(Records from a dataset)
▼▼▼

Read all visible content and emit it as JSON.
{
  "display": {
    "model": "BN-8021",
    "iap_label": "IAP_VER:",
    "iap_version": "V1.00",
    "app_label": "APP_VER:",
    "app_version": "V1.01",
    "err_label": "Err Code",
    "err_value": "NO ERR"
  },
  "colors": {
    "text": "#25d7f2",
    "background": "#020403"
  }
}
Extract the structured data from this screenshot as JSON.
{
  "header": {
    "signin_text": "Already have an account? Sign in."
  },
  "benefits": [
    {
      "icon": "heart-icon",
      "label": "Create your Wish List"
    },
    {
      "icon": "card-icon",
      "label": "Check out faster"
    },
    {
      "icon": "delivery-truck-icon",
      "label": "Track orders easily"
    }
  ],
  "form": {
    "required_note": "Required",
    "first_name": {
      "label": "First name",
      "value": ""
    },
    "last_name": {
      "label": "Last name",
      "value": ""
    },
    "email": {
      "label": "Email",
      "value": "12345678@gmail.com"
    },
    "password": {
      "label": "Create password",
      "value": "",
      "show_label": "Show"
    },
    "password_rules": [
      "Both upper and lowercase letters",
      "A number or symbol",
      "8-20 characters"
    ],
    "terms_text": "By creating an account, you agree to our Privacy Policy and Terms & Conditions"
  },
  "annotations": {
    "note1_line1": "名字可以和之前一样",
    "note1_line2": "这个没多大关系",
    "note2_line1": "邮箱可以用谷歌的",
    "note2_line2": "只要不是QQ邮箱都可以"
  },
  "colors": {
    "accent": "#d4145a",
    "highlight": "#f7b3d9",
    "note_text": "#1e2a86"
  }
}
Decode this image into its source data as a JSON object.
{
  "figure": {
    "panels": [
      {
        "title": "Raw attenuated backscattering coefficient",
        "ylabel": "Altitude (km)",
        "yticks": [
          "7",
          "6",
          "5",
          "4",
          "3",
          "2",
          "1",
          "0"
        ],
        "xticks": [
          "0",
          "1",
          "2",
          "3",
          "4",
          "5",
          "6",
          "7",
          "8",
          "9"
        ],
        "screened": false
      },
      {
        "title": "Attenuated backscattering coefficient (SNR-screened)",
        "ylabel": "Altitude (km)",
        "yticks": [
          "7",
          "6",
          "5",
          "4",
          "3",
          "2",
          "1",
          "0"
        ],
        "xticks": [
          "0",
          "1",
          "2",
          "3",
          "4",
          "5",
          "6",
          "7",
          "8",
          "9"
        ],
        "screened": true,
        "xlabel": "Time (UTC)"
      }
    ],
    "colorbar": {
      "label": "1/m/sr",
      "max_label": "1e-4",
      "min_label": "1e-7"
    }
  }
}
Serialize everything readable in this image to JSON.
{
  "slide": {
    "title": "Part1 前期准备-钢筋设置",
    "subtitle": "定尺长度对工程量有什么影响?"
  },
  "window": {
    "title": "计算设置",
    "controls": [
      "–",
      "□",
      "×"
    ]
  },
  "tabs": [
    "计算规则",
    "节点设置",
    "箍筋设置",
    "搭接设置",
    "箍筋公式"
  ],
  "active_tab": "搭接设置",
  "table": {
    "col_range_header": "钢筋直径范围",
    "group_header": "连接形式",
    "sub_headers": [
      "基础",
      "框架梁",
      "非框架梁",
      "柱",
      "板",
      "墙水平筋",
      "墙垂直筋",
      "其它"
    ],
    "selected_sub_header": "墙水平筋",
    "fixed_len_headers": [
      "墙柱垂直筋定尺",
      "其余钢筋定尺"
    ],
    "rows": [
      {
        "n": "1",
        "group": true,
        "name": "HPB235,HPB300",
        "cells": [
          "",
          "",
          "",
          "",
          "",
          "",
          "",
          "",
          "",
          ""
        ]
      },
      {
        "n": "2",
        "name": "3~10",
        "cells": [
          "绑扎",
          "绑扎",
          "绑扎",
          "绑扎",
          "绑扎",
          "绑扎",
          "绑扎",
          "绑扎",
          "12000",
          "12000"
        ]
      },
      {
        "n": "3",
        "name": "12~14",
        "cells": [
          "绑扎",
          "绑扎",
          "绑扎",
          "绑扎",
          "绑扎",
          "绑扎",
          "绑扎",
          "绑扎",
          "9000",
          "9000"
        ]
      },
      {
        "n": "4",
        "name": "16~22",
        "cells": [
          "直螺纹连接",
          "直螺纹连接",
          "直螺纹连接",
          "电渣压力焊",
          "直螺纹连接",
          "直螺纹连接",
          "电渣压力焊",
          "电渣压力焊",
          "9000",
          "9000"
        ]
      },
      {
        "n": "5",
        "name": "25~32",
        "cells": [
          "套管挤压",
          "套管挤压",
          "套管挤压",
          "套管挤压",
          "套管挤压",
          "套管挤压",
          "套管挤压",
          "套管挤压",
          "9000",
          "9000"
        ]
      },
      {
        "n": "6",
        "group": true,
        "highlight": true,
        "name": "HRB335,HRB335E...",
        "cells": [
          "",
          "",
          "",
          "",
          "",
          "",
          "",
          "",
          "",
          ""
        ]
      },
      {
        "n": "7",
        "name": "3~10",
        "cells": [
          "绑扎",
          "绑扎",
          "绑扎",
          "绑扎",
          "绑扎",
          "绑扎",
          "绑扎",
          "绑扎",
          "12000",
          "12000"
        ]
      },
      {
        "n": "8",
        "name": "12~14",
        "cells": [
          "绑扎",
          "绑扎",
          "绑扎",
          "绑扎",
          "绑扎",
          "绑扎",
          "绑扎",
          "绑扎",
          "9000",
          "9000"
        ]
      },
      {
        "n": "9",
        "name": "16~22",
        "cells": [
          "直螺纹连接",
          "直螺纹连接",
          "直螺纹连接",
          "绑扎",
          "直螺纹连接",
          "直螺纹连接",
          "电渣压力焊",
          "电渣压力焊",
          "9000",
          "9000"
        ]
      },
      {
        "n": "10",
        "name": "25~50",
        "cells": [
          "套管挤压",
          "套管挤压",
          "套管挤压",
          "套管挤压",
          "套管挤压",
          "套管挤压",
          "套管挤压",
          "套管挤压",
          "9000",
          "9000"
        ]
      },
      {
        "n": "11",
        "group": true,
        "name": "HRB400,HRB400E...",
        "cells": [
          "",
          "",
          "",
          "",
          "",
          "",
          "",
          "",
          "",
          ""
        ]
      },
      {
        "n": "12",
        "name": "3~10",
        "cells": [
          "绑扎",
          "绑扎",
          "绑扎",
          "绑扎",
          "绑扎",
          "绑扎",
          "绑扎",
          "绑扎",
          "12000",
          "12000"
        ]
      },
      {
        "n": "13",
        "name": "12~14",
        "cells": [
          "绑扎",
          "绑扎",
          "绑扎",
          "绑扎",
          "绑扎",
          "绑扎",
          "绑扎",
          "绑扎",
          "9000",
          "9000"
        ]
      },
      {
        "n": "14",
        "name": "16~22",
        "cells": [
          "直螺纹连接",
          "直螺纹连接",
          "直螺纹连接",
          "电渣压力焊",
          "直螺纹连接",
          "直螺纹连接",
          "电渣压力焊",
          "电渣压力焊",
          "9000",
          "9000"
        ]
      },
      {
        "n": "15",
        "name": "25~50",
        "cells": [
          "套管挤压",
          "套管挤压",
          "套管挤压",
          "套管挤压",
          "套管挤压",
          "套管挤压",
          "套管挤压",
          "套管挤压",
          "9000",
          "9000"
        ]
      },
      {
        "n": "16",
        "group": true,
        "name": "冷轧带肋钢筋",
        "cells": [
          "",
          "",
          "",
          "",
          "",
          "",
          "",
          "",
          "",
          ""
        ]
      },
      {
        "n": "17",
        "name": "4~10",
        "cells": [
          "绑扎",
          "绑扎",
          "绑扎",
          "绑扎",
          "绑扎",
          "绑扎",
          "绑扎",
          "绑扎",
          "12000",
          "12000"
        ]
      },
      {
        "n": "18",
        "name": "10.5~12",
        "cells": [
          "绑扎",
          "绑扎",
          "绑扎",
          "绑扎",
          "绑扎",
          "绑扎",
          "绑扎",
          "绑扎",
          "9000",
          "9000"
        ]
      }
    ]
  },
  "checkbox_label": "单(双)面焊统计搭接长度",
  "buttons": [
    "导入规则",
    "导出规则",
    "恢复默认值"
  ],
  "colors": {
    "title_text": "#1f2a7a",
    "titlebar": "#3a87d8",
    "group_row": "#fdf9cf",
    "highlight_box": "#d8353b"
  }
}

▲▲▲

> _GIVEN REQUEST_: Pick out the lines that include the word "account" and write them out.

> _ANSWER FOR THE TASK_:
    "signin_text": "Already have an account? Sign in."
    "terms_text": "By creating an account, you agree to our Privacy Policy and Terms & Conditions"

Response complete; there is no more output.